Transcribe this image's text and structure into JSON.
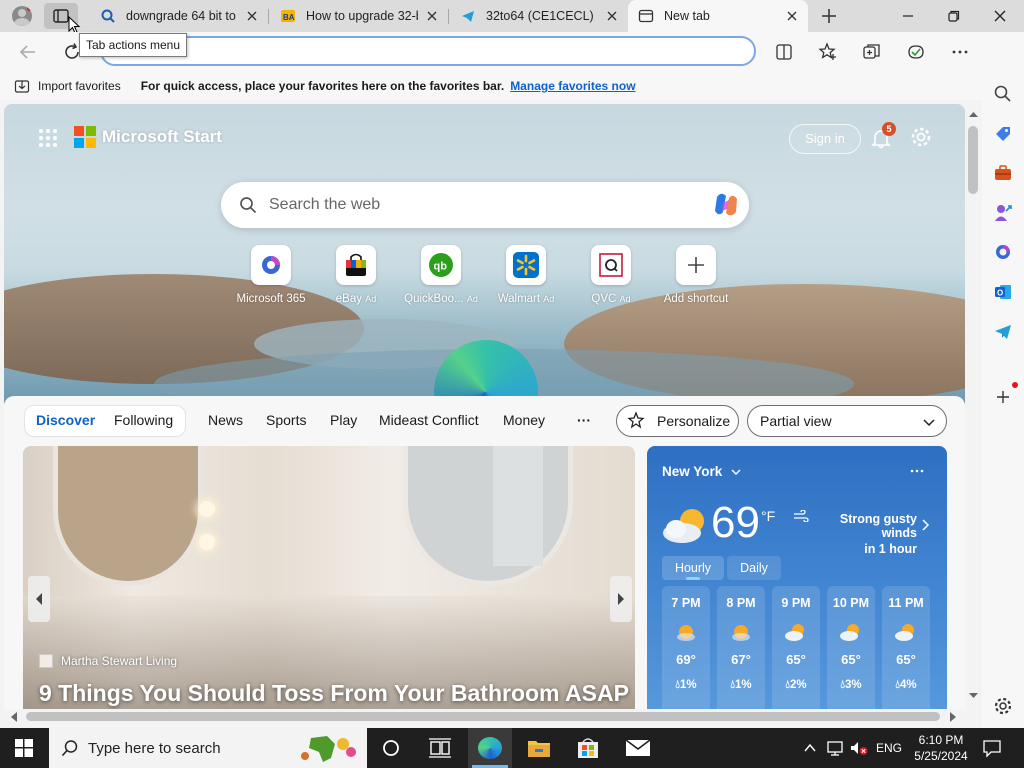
{
  "tabs": [
    {
      "title": "downgrade 64 bit to"
    },
    {
      "title": "How to upgrade 32-b"
    },
    {
      "title": "32to64 (CE1CECL)"
    },
    {
      "title": "New tab"
    }
  ],
  "tooltip": "Tab actions menu",
  "favorites_bar": {
    "import": "Import favorites",
    "message": "For quick access, place your favorites here on the favorites bar.",
    "manage_link": "Manage favorites now"
  },
  "start": {
    "brand": "Microsoft Start",
    "sign_in": "Sign in",
    "notification_count": "5",
    "search_placeholder": "Search the web",
    "shortcuts": [
      {
        "label": "Microsoft 365",
        "ad": ""
      },
      {
        "label": "eBay",
        "ad": "Ad"
      },
      {
        "label": "QuickBoo...",
        "ad": "Ad"
      },
      {
        "label": "Walmart",
        "ad": "Ad"
      },
      {
        "label": "QVC",
        "ad": "Ad"
      },
      {
        "label": "Add shortcut",
        "ad": ""
      }
    ]
  },
  "feed_nav": {
    "items": [
      "Discover",
      "Following",
      "News",
      "Sports",
      "Play",
      "Mideast Conflict",
      "Money"
    ],
    "more": "···",
    "personalize": "Personalize",
    "view": "Partial view"
  },
  "article": {
    "source": "Martha Stewart Living",
    "headline": "9 Things You Should Toss From Your Bathroom ASAP"
  },
  "weather": {
    "location": "New York",
    "temp": "69",
    "unit": "°F",
    "alert_line1": "Strong gusty winds",
    "alert_line2": "in 1 hour",
    "tabs": [
      "Hourly",
      "Daily"
    ],
    "hours": [
      {
        "time": "7 PM",
        "temp": "69°",
        "precip": "1%"
      },
      {
        "time": "8 PM",
        "temp": "67°",
        "precip": "1%"
      },
      {
        "time": "9 PM",
        "temp": "65°",
        "precip": "2%"
      },
      {
        "time": "10 PM",
        "temp": "65°",
        "precip": "3%"
      },
      {
        "time": "11 PM",
        "temp": "65°",
        "precip": "4%"
      }
    ]
  },
  "taskbar": {
    "search_placeholder": "Type here to search",
    "language": "ENG",
    "time": "6:10 PM",
    "date": "5/25/2024"
  }
}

Problem to solve.
The string "label" may appear in lines of the listing above; tally those lines and give the number only.

Exercise solution.
6